[Lines of data]
** begin **
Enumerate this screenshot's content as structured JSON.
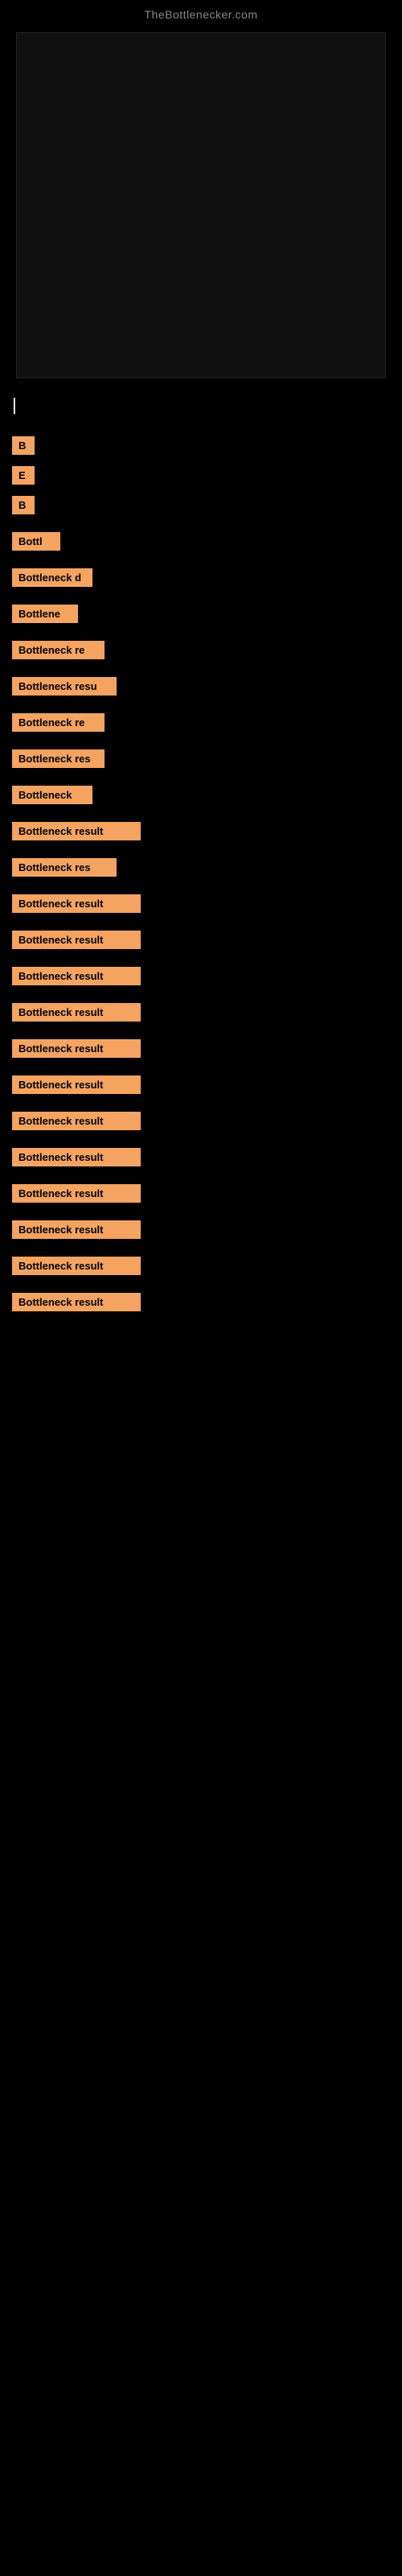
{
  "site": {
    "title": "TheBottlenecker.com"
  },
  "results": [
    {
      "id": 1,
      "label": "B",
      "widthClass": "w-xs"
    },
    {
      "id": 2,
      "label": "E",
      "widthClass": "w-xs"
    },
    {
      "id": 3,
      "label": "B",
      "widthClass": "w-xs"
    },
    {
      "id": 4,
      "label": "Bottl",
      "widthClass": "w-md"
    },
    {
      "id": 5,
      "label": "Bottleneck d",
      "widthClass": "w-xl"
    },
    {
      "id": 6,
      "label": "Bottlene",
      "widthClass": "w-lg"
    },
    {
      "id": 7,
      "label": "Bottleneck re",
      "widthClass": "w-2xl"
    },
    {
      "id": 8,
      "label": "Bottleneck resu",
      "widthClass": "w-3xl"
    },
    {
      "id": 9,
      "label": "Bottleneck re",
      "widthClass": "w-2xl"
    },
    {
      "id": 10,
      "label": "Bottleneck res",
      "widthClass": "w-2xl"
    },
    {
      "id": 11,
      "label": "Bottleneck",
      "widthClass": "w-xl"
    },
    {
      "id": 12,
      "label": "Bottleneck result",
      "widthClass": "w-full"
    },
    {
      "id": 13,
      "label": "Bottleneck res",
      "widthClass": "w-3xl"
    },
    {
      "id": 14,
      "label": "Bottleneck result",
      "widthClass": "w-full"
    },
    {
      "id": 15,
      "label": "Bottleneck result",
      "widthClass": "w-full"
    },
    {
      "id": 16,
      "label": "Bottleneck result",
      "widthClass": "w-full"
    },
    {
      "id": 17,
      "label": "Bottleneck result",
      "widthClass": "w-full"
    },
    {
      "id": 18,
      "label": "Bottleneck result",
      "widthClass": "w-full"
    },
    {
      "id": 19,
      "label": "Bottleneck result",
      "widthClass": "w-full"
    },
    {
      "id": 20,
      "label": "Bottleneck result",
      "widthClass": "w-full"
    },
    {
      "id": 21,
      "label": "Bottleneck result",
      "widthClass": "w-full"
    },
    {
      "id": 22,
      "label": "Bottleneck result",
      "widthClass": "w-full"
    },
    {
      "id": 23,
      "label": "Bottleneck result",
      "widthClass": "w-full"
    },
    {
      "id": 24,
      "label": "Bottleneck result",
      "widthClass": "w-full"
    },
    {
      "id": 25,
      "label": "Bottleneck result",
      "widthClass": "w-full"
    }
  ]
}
** end **
** begin **
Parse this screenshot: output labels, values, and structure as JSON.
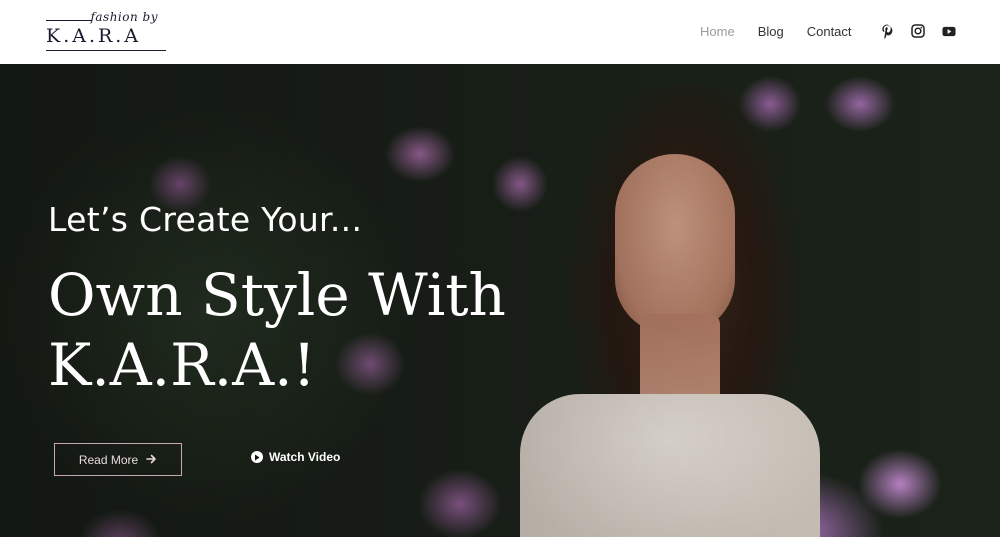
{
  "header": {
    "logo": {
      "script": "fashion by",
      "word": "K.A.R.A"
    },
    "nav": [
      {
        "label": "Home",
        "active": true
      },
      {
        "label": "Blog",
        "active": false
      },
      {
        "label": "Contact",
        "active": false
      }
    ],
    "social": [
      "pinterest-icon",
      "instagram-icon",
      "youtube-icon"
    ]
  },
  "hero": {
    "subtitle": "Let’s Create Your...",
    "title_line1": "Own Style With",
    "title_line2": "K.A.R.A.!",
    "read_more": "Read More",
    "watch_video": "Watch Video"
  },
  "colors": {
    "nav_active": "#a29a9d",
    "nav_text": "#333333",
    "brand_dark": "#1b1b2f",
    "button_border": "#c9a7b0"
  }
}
** end **
** begin **
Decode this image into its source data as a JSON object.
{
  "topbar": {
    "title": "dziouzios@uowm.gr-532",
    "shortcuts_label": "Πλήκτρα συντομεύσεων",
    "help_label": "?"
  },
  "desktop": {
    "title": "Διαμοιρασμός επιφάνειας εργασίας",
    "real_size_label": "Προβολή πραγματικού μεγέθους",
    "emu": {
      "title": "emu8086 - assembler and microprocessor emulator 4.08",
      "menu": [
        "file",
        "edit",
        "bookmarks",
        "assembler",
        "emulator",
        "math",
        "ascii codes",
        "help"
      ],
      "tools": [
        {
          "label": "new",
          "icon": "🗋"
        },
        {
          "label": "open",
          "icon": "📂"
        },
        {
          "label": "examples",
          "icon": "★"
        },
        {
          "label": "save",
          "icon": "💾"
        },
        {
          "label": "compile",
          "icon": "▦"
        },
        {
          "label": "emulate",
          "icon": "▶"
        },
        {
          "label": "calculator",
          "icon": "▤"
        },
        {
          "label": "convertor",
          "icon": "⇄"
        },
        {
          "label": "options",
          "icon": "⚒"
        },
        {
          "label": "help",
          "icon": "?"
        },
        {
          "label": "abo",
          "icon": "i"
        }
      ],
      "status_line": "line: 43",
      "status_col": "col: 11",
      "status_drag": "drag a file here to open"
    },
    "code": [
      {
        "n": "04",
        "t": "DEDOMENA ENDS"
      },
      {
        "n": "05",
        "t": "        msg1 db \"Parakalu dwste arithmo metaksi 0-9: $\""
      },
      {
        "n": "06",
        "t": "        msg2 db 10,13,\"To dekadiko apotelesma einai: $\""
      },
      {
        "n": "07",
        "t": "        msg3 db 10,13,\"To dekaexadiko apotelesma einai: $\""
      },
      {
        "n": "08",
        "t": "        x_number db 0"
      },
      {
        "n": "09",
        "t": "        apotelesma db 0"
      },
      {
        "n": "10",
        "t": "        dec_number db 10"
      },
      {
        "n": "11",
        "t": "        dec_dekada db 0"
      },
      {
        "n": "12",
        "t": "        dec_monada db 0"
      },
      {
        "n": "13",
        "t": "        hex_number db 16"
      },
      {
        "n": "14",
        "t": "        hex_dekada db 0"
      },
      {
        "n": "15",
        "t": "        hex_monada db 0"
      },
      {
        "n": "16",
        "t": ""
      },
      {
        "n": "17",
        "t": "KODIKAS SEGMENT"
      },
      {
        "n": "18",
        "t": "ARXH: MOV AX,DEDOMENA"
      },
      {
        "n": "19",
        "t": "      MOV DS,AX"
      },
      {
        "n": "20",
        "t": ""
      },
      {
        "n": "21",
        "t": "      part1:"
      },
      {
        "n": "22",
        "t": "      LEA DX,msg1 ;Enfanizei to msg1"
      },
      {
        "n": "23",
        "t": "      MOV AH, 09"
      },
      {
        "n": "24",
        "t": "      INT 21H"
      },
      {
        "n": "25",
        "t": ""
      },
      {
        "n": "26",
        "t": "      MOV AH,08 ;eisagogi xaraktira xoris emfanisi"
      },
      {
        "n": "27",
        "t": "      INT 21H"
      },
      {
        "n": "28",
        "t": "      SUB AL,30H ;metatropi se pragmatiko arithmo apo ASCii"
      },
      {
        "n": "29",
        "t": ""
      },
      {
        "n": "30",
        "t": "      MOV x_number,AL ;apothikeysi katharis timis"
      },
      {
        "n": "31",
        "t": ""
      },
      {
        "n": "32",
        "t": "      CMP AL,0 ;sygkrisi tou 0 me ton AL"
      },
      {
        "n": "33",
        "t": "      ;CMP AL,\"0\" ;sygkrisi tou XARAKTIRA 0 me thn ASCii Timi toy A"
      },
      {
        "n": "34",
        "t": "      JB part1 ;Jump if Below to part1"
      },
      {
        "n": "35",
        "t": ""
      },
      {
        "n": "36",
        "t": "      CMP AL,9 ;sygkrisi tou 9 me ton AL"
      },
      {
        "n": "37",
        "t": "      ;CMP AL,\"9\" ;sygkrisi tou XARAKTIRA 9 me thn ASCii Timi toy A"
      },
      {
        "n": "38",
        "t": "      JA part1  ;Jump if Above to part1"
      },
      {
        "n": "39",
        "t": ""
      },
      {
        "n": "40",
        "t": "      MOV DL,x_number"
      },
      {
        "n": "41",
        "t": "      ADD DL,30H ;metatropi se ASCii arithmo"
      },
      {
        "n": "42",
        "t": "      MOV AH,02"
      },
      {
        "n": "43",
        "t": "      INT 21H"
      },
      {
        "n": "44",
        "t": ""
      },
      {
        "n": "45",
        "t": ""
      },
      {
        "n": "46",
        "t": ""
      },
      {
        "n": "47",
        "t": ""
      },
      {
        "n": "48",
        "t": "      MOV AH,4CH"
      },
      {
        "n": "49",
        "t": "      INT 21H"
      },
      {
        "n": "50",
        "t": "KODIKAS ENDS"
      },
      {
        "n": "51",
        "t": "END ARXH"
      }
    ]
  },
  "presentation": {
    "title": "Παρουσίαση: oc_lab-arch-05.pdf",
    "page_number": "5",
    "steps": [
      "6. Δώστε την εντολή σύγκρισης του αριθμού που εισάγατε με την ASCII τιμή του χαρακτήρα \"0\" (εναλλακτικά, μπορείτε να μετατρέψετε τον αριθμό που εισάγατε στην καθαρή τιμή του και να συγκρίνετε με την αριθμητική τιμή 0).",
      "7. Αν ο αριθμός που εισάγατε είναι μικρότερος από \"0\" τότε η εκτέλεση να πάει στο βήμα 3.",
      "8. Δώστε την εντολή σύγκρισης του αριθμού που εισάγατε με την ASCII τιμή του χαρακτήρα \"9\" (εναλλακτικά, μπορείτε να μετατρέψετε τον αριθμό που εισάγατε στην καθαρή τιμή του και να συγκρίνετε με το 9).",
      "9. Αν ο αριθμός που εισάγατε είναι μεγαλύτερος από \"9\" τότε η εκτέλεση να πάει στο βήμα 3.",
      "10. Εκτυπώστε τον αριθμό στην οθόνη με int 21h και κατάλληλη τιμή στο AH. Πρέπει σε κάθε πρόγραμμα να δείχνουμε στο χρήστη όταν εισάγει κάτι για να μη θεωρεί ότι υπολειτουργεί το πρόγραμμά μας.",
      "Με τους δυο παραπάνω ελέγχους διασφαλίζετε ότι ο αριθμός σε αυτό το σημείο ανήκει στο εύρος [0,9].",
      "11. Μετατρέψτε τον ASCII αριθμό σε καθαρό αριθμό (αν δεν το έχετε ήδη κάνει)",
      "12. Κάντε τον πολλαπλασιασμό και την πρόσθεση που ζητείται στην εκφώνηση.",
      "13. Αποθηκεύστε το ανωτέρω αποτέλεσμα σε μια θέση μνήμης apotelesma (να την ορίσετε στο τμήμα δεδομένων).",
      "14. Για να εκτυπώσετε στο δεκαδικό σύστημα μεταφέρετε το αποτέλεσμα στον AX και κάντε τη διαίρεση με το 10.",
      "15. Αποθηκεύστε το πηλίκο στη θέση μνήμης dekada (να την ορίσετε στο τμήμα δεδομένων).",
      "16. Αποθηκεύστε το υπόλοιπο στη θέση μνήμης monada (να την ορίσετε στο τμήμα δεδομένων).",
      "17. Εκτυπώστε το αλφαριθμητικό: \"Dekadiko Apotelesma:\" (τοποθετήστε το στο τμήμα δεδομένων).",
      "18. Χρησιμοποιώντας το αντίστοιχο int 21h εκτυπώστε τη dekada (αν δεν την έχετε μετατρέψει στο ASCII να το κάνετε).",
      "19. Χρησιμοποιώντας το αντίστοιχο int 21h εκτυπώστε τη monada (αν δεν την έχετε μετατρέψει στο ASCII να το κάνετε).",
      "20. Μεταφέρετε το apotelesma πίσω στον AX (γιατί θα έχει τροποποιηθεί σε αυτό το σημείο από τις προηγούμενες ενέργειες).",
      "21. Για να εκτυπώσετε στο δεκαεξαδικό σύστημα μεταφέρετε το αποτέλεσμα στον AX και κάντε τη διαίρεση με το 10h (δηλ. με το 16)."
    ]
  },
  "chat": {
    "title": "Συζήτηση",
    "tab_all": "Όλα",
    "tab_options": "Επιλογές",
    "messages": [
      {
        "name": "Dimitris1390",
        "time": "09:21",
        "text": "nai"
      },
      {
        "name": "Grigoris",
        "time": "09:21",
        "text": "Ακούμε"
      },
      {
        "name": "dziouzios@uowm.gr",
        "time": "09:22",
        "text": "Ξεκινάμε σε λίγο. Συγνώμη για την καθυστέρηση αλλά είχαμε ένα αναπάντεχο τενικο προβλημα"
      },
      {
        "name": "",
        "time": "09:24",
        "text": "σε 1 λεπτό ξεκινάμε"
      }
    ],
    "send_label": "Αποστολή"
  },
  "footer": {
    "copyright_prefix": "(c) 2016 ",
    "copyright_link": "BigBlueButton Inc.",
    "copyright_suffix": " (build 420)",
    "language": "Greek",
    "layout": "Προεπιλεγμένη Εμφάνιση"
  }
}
** end **
▶ **Written request**
Work out how many lines above have the string "διαίρεση" in them, and give only the number.

▶ **Solution to this exercise**
2